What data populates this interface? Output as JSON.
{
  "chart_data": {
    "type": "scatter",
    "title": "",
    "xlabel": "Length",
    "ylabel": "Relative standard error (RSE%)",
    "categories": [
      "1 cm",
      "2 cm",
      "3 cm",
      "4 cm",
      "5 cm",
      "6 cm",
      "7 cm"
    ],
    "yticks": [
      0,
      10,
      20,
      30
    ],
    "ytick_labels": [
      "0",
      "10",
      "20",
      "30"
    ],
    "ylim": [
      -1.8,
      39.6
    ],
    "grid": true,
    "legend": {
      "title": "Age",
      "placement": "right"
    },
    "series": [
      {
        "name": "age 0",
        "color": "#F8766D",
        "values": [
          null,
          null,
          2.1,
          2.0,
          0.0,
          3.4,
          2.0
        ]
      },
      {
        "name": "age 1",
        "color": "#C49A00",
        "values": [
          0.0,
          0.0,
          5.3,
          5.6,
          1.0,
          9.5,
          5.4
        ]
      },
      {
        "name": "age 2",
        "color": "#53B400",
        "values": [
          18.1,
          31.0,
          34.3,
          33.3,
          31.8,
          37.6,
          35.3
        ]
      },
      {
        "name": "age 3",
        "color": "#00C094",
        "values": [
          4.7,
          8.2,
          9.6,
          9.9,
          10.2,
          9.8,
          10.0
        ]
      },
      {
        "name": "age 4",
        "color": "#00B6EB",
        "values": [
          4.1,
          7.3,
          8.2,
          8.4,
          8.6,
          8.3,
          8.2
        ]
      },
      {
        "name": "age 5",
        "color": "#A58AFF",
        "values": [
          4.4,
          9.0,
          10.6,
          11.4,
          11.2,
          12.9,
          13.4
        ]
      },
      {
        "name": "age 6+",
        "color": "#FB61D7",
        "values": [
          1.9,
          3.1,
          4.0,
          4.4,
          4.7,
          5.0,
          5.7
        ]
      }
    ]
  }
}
________________________________________
> What to produce:
Copy all lines of the listing above that contain the string "color".

> Correct response:
        "color": "#F8766D",
        "color": "#C49A00",
        "color": "#53B400",
        "color": "#00C094",
        "color": "#00B6EB",
        "color": "#A58AFF",
        "color": "#FB61D7",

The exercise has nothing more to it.